WRITTEN INSTRUCTION: Extract each line of the data below exactly as written.

[Data records]
+++++

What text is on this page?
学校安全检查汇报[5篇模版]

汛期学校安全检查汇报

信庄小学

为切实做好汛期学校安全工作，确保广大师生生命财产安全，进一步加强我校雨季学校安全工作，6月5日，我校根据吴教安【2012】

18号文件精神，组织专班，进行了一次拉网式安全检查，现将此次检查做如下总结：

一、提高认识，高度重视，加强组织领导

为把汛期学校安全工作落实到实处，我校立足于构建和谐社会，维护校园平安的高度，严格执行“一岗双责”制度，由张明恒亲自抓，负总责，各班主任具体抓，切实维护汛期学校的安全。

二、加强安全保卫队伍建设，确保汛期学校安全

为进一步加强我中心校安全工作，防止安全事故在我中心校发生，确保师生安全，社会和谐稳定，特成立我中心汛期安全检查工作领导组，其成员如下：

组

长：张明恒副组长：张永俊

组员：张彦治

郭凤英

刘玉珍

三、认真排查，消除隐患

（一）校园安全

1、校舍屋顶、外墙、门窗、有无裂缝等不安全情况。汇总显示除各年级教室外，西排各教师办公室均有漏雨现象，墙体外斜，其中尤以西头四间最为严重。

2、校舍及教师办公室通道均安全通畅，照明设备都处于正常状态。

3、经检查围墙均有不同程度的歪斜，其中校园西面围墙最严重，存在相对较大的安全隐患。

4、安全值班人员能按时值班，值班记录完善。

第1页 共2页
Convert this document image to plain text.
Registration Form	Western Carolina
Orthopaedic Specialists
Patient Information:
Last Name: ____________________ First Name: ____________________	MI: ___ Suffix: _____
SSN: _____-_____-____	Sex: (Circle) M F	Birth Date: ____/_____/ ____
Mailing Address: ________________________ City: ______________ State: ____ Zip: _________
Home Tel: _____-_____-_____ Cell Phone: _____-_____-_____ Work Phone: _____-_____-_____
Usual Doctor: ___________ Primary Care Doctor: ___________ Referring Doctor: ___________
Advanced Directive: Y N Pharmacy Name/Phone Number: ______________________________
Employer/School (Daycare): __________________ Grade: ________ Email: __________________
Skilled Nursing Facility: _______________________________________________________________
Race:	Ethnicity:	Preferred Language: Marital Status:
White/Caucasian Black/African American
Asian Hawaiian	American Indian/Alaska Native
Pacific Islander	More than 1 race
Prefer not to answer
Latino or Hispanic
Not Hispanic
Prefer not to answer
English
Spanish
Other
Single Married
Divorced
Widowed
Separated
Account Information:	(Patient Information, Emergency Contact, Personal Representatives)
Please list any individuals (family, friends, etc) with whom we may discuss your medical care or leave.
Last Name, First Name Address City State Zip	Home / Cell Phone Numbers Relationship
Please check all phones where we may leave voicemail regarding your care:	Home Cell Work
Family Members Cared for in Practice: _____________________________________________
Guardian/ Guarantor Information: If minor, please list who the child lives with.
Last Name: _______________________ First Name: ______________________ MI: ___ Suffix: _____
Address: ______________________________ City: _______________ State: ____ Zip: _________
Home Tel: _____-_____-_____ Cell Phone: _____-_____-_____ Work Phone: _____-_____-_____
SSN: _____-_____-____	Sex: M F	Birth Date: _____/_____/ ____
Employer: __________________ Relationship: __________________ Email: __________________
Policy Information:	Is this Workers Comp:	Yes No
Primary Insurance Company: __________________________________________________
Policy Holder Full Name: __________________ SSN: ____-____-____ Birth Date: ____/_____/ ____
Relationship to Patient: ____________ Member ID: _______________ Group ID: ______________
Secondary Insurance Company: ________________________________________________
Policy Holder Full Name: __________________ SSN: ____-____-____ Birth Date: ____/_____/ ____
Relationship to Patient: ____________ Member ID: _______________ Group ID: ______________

+++++

ANSWER TO THIS TASK:
What text is on this page?
学校安全检查汇报[5篇模版]

汛期学校安全检查汇报

信庄小学

为切实做好汛期学校安全工作，确保广大师生生命财产安全，进一步加强我校雨季学校安全工作，6月5日，我校根据吴教安【2012】

18号文件精神，组织专班，进行了一次拉网式安全检查，现将此次检查做如下总结：

一、提高认识，高度重视，加强组织领导

为把汛期学校安全工作落实到实处，我校立足于构建和谐社会，维护校园平安的高度，严格执行“一岗双责”制度，由张明恒亲自抓，负总责，各班主任具体抓，切实维护汛期学校的安全。

二、加强安全保卫队伍建设，确保汛期学校安全

为进一步加强我中心校安全工作，防止安全事故在我中心校发生，确保师生安全，社会和谐稳定，特成立我中心汛期安全检查工作领导组，其成员如下：

组

长：张明恒副组长：张永俊

组员：张彦治

郭凤英

刘玉珍

三、认真排查，消除隐患

（一）校园安全

1、校舍屋顶、外墙、门窗、有无裂缝等不安全情况。汇总显示除各年级教室外，西排各教师办公室均有漏雨现象，墙体外斜，其中尤以西头四间最为严重。

2、校舍及教师办公室通道均安全通畅，照明设备都处于正常状态。

3、经检查围墙均有不同程度的歪斜，其中校园西面围墙最严重，存在相对较大的安全隐患。

4、安全值班人员能按时值班，值班记录完善。

第1页 共2页
Convert this document image to plain text.
Registration Form	Western Carolina
Orthopaedic Specialists
Patient Information:
Last Name: ____________________ First Name: ____________________	MI: ___ Suffix: _____
SSN: _____-_____-____	Sex: (Circle) M F	Birth Date: ____/_____/ ____
Mailing Address: ________________________ City: ______________ State: ____ Zip: _________
Home Tel: _____-_____-_____ Cell Phone: _____-_____-_____ Work Phone: _____-_____-_____
Usual Doctor: ___________ Primary Care Doctor: ___________ Referring Doctor: ___________
Advanced Directive: Y N Pharmacy Name/Phone Number: ______________________________
Employer/School (Daycare): __________________ Grade: ________ Email: __________________
Skilled Nursing Facility: _______________________________________________________________
Race:	Ethnicity:	Preferred Language: Marital Status:
White/Caucasian Black/African American
Asian Hawaiian	American Indian/Alaska Native
Pacific Islander	More than 1 race
Prefer not to answer
Latino or Hispanic
Not Hispanic
Prefer not to answer
English
Spanish
Other
Single Married
Divorced
Widowed
Separated
Account Information:	(Patient Information, Emergency Contact, Personal Representatives)
Please list any individuals (family, friends, etc) with whom we may discuss your medical care or leave.
Last Name, First Name Address City State Zip	Home / Cell Phone Numbers Relationship
Please check all phones where we may leave voicemail regarding your care:	Home Cell Work
Family Members Cared for in Practice: _____________________________________________
Guardian/ Guarantor Information: If minor, please list who the child lives with.
Last Name: _______________________ First Name: ______________________ MI: ___ Suffix: _____
Address: ______________________________ City: _______________ State: ____ Zip: _________
Home Tel: _____-_____-_____ Cell Phone: _____-_____-_____ Work Phone: _____-_____-_____
SSN: _____-_____-____	Sex: M F	Birth Date: _____/_____/ ____
Employer: __________________ Relationship: __________________ Email: __________________
Policy Information:	Is this Workers Comp:	Yes No
Primary Insurance Company: __________________________________________________
Policy Holder Full Name: __________________ SSN: ____-____-____ Birth Date: ____/_____/ ____
Relationship to Patient: ____________ Member ID: _______________ Group ID: ______________
Secondary Insurance Company: ________________________________________________
Policy Holder Full Name: __________________ SSN: ____-____-____ Birth Date: ____/_____/ ____
Relationship to Patient: ____________ Member ID: _______________ Group ID: ______________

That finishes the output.